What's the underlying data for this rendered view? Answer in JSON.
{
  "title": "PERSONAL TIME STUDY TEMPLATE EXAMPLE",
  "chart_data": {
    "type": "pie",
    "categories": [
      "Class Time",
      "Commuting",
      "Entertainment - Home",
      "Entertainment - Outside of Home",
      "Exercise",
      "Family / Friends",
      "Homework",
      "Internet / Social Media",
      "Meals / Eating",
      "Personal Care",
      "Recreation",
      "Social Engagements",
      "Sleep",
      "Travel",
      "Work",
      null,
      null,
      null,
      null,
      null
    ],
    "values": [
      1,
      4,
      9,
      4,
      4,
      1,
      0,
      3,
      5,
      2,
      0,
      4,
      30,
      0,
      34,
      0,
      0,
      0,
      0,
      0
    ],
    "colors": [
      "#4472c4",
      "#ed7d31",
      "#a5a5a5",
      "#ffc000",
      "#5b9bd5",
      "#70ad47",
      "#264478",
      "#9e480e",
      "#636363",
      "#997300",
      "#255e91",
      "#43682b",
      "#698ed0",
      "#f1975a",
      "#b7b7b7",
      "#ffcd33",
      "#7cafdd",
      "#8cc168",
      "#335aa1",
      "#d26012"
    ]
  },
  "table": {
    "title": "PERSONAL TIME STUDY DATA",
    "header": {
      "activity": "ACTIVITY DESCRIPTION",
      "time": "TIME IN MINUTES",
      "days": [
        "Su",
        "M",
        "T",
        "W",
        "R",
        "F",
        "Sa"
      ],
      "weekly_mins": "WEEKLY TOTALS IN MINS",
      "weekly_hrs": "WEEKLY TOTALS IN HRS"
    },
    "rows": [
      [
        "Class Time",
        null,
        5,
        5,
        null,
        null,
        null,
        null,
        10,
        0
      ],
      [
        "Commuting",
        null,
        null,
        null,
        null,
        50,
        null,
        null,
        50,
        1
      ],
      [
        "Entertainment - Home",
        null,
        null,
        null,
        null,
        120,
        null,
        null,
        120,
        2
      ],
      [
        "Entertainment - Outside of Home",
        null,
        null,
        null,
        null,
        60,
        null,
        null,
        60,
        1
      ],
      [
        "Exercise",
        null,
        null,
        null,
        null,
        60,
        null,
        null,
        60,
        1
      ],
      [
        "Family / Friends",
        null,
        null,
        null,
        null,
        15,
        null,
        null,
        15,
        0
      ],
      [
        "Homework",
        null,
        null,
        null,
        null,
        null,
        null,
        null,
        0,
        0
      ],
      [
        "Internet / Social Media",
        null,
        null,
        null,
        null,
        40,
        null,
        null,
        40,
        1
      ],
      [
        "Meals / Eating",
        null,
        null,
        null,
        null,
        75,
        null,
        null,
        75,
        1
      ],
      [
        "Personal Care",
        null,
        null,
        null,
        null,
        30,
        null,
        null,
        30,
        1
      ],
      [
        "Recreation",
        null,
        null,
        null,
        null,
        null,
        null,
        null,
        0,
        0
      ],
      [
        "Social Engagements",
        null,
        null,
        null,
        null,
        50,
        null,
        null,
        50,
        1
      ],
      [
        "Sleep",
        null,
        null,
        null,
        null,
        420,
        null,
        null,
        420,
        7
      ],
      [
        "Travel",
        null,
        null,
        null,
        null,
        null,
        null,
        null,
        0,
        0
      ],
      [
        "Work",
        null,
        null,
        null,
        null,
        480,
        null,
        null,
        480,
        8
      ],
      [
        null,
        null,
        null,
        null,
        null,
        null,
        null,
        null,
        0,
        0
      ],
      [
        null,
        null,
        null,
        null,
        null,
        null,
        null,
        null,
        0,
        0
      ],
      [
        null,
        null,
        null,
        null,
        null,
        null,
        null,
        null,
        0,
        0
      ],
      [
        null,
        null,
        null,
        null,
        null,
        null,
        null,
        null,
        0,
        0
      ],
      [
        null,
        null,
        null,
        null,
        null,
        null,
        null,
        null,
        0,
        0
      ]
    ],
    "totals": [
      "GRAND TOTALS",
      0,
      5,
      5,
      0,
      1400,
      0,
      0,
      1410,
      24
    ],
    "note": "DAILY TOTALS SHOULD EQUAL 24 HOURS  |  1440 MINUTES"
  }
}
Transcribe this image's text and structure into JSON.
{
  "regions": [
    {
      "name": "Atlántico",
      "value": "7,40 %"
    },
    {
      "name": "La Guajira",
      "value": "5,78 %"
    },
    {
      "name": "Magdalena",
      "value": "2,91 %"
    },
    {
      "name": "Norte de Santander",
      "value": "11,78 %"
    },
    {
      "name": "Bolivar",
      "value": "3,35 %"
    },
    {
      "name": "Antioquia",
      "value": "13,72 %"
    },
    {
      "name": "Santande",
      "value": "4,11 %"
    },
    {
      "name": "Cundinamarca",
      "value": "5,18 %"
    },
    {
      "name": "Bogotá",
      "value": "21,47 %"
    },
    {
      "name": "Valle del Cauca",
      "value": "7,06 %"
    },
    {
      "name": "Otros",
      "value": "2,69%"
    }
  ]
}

===

» Work instructions
Would you copy out each line exactly as written?

» Full output
What's the underlying data for this rendered view? Answer in JSON.
{
  "title": "PERSONAL TIME STUDY TEMPLATE EXAMPLE",
  "chart_data": {
    "type": "pie",
    "categories": [
      "Class Time",
      "Commuting",
      "Entertainment - Home",
      "Entertainment - Outside of Home",
      "Exercise",
      "Family / Friends",
      "Homework",
      "Internet / Social Media",
      "Meals / Eating",
      "Personal Care",
      "Recreation",
      "Social Engagements",
      "Sleep",
      "Travel",
      "Work",
      null,
      null,
      null,
      null,
      null
    ],
    "values": [
      1,
      4,
      9,
      4,
      4,
      1,
      0,
      3,
      5,
      2,
      0,
      4,
      30,
      0,
      34,
      0,
      0,
      0,
      0,
      0
    ],
    "colors": [
      "#4472c4",
      "#ed7d31",
      "#a5a5a5",
      "#ffc000",
      "#5b9bd5",
      "#70ad47",
      "#264478",
      "#9e480e",
      "#636363",
      "#997300",
      "#255e91",
      "#43682b",
      "#698ed0",
      "#f1975a",
      "#b7b7b7",
      "#ffcd33",
      "#7cafdd",
      "#8cc168",
      "#335aa1",
      "#d26012"
    ]
  },
  "table": {
    "title": "PERSONAL TIME STUDY DATA",
    "header": {
      "activity": "ACTIVITY DESCRIPTION",
      "time": "TIME IN MINUTES",
      "days": [
        "Su",
        "M",
        "T",
        "W",
        "R",
        "F",
        "Sa"
      ],
      "weekly_mins": "WEEKLY TOTALS IN MINS",
      "weekly_hrs": "WEEKLY TOTALS IN HRS"
    },
    "rows": [
      [
        "Class Time",
        null,
        5,
        5,
        null,
        null,
        null,
        null,
        10,
        0
      ],
      [
        "Commuting",
        null,
        null,
        null,
        null,
        50,
        null,
        null,
        50,
        1
      ],
      [
        "Entertainment - Home",
        null,
        null,
        null,
        null,
        120,
        null,
        null,
        120,
        2
      ],
      [
        "Entertainment - Outside of Home",
        null,
        null,
        null,
        null,
        60,
        null,
        null,
        60,
        1
      ],
      [
        "Exercise",
        null,
        null,
        null,
        null,
        60,
        null,
        null,
        60,
        1
      ],
      [
        "Family / Friends",
        null,
        null,
        null,
        null,
        15,
        null,
        null,
        15,
        0
      ],
      [
        "Homework",
        null,
        null,
        null,
        null,
        null,
        null,
        null,
        0,
        0
      ],
      [
        "Internet / Social Media",
        null,
        null,
        null,
        null,
        40,
        null,
        null,
        40,
        1
      ],
      [
        "Meals / Eating",
        null,
        null,
        null,
        null,
        75,
        null,
        null,
        75,
        1
      ],
      [
        "Personal Care",
        null,
        null,
        null,
        null,
        30,
        null,
        null,
        30,
        1
      ],
      [
        "Recreation",
        null,
        null,
        null,
        null,
        null,
        null,
        null,
        0,
        0
      ],
      [
        "Social Engagements",
        null,
        null,
        null,
        null,
        50,
        null,
        null,
        50,
        1
      ],
      [
        "Sleep",
        null,
        null,
        null,
        null,
        420,
        null,
        null,
        420,
        7
      ],
      [
        "Travel",
        null,
        null,
        null,
        null,
        null,
        null,
        null,
        0,
        0
      ],
      [
        "Work",
        null,
        null,
        null,
        null,
        480,
        null,
        null,
        480,
        8
      ],
      [
        null,
        null,
        null,
        null,
        null,
        null,
        null,
        null,
        0,
        0
      ],
      [
        null,
        null,
        null,
        null,
        null,
        null,
        null,
        null,
        0,
        0
      ],
      [
        null,
        null,
        null,
        null,
        null,
        null,
        null,
        null,
        0,
        0
      ],
      [
        null,
        null,
        null,
        null,
        null,
        null,
        null,
        null,
        0,
        0
      ],
      [
        null,
        null,
        null,
        null,
        null,
        null,
        null,
        null,
        0,
        0
      ]
    ],
    "totals": [
      "GRAND TOTALS",
      0,
      5,
      5,
      0,
      1400,
      0,
      0,
      1410,
      24
    ],
    "note": "DAILY TOTALS SHOULD EQUAL 24 HOURS  |  1440 MINUTES"
  }
}
Transcribe this image's text and structure into JSON.
{
  "regions": [
    {
      "name": "Atlántico",
      "value": "7,40 %"
    },
    {
      "name": "La Guajira",
      "value": "5,78 %"
    },
    {
      "name": "Magdalena",
      "value": "2,91 %"
    },
    {
      "name": "Norte de Santander",
      "value": "11,78 %"
    },
    {
      "name": "Bolivar",
      "value": "3,35 %"
    },
    {
      "name": "Antioquia",
      "value": "13,72 %"
    },
    {
      "name": "Santande",
      "value": "4,11 %"
    },
    {
      "name": "Cundinamarca",
      "value": "5,18 %"
    },
    {
      "name": "Bogotá",
      "value": "21,47 %"
    },
    {
      "name": "Valle del Cauca",
      "value": "7,06 %"
    },
    {
      "name": "Otros",
      "value": "2,69%"
    }
  ]
}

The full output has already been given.